**Zitierter Abschnitt**
◆ ◆ ◆ ◆ ◆
Erst bei knapp über 290 MHz funktionierte der Mikrocontroller nicht mehr zuverlässig, hier brach auch die Ausgabe über USB ab. Dieser Wert muss nicht repräsentativ sein, aufgrund von Prozessvariationen können sich einzelne Chips unterschiedlich verhalten. Auch können andere aktive Komponenten das Verhalten beeinflussen, in unserem Test rechnet nur ein ARM-Kern. Dennoch zeigt sich, dass beim RP2350 noch Luft nach oben ist, sollten die bereits großzügigen 150 MHz nicht ausreichen.

Selbstverständlich gibt es den fast verdoppelten Takt nicht umsonst: Bei unserem Faltungs-Benchmark steigt die Leistungsaufnahme auf rund 140 mW (27,9 mA bei 5 V). Den Schaltregler für die Kernspannung bringt das übrigens noch nicht ins Schwitzen: Laut Datenblatt kann der bis zu 200 mA bereitstellen.

Hardware-Bug bei Pull-Downs

Für die aktuelle A2-Revision des RP2350 listet das Datenblatt bereits eine Reihe von Fehlern. Einer davon (RP2350-E9) ist für Entwickler besonders unangenehm: Wird der integrierte Pull-Down-Widerstand eines GPIO-Pins aktiviert und dieser als Eingang genutzt, kann der Pin auf einem ungültigen Spannungspegel hängen bleiben. Zum Problem wird das bei Open-Drain-Bussen wie I 2 C, die hierdurch nicht korrekt funktionieren.

Vermeiden lässt sich der Fehler durch einen Software-Workaround. Einfacher erscheint uns aber, anstelle des integrierten Widerstands einen externen zu verwenden - auch wenn das ein Bauteil mehr bedeutet. Der Fehler wird hoffentlich in einer künftigen Revision des Dies korrigiert.

Kommen wir damit zum dennoch vermutlich absehbaren Fazit.

Raspberry Pi Pico 2 und RP2350: Verfügbarkeit und Fazit

Aktuell wird der RP2350 lediglich auf dem Raspberry Pi Pico 2 sowie diversen ähnlichen Boards anderer Hersteller angeboten. Wir haben den Pico 2 für 5 Euro gekauft, damit ist er marginal teurer als sein Vorgänger (4,50 Euro). Dafür gibt es neben dem besseren Mikrocontroller auch mit 4 MByte doppelt so viel Flash-Speicher. Allerdings scheint die Nachfrage hoch zu sein, bei deutschen Händlern ist der Pico 2 regelmäßig ausverkauft. Wie beim Vorgänger soll später eine W-Variante mit WLAN- und Bluetooth-Chip folgen.
◆ ◆ ◆ ◆ ◆
**Angezeigte Daten**

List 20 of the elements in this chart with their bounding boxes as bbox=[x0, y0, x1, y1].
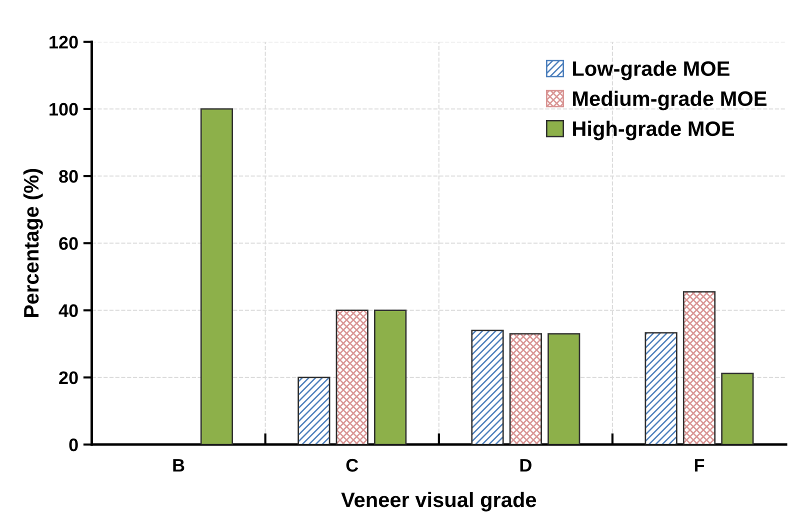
◆ ◆ ◆ ◆ ◆
**Was zu tun ist**
Bitte gib an, wie viel Strom der Schaltregler für die Kernspannung laut dem zitierten Abschnitt über den RP2350 bereitstellen kann.

**Antwort**
Laut Datenblatt bis zu 200 mA.